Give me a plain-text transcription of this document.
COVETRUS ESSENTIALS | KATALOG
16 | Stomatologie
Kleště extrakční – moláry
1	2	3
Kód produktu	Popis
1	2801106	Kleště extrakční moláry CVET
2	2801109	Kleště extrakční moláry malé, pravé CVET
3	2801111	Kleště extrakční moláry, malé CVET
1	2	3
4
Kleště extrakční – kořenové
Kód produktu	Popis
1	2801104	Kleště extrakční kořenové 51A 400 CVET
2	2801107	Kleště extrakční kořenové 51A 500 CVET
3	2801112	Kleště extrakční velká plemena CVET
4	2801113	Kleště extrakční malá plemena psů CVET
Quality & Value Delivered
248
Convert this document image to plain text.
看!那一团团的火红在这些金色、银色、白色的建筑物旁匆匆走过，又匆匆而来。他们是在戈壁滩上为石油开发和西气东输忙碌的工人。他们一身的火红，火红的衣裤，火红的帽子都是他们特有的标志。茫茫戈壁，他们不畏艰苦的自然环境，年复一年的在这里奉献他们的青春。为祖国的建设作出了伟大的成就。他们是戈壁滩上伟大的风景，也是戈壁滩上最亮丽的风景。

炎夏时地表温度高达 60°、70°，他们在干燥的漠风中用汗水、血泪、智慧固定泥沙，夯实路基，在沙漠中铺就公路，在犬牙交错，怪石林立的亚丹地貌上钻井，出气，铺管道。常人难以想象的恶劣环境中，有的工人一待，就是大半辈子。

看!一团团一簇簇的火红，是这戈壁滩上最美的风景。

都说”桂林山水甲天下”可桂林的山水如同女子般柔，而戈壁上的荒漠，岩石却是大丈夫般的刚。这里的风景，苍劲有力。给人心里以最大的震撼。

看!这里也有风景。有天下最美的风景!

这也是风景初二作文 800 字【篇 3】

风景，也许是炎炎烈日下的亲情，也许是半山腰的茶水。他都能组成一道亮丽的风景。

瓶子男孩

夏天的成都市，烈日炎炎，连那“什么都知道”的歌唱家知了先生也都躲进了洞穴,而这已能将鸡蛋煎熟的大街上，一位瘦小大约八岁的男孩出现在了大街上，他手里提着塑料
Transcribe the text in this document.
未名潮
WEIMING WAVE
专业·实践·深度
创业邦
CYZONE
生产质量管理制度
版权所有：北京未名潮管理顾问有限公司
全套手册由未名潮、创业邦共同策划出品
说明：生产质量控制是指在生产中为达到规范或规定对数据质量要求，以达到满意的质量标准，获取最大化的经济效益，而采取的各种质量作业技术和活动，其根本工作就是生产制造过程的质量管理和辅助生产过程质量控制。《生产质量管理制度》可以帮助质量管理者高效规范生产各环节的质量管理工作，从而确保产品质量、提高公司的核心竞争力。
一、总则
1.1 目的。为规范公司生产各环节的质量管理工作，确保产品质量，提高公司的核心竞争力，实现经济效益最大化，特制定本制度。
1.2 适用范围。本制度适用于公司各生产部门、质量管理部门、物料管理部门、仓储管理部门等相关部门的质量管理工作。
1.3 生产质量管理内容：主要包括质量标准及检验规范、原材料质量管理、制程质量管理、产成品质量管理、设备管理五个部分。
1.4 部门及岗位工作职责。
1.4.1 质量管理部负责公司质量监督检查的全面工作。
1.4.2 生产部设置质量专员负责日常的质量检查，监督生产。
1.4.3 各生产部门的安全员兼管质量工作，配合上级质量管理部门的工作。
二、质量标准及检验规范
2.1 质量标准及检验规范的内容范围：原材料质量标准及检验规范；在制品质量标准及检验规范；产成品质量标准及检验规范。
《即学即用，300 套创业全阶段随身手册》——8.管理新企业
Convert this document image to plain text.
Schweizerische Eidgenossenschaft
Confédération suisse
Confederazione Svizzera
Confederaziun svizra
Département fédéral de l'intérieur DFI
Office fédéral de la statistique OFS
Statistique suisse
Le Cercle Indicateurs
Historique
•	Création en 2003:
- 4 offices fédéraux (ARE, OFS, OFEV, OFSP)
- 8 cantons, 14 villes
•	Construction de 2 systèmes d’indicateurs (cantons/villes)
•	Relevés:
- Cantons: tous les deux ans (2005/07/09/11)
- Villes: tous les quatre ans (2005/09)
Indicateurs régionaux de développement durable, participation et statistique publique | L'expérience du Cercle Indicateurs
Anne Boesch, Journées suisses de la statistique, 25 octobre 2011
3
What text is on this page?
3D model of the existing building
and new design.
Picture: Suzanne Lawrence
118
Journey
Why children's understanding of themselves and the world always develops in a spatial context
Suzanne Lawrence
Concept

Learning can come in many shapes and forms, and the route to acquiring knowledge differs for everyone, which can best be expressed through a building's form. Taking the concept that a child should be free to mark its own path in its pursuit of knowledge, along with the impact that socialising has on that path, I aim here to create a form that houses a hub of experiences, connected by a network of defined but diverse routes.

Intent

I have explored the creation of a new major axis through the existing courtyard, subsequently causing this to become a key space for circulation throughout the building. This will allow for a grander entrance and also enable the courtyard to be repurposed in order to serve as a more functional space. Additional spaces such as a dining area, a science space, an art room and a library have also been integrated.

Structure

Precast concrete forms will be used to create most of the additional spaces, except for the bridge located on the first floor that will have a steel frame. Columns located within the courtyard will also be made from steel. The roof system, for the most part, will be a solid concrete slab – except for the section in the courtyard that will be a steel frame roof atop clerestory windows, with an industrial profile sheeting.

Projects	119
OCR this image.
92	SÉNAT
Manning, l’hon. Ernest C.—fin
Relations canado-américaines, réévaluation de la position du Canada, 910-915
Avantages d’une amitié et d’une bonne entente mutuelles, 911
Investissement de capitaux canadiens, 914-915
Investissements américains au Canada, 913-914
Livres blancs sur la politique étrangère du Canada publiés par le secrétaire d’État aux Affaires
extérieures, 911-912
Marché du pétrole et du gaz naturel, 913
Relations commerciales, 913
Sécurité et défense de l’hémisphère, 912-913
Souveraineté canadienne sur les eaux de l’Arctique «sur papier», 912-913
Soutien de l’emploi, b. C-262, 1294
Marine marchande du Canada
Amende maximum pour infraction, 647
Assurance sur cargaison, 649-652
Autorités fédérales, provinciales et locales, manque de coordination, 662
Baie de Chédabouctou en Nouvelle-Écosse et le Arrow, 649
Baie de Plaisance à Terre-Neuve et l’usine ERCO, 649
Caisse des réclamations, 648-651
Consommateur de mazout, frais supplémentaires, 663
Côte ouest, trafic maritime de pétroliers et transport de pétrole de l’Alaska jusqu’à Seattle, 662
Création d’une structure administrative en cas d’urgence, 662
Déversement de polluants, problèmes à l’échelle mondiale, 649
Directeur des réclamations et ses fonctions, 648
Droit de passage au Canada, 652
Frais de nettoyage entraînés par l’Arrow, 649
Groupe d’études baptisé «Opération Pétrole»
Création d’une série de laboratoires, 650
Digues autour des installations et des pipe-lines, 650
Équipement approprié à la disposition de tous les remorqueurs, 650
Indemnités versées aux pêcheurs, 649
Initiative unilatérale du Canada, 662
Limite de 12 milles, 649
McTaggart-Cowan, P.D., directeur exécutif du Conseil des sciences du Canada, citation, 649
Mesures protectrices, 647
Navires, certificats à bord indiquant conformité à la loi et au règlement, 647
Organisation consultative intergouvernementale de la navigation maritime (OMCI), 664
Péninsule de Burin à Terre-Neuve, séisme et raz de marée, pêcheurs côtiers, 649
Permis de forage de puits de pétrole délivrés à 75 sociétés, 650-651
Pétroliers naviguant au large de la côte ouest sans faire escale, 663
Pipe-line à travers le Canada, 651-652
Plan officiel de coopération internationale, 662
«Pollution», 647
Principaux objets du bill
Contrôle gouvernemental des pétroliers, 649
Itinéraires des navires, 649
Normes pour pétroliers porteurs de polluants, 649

**Exercise objective**
Each line above that holds the string "spaces" should be copied and shown.

**Solution to the problem**
I have explored the creation of a new major axis through the existing courtyard, subsequently causing this to become a key space for circulation throughout the building. This will allow for a grander entrance and also enable the courtyard to be repurposed in order to serve as a more functional space. Additional spaces such as a dining area, a science space, an art room and a library have also been integrated.
Precast concrete forms will be used to create most of the additional spaces, except for the bridge located on the first floor that will have a steel frame. Columns located within the courtyard will also be made from steel. The roof system, for the most part, will be a solid concrete slab – except for the section in the courtyard that will be a steel frame roof atop clerestory windows, with an industrial profile sheeting.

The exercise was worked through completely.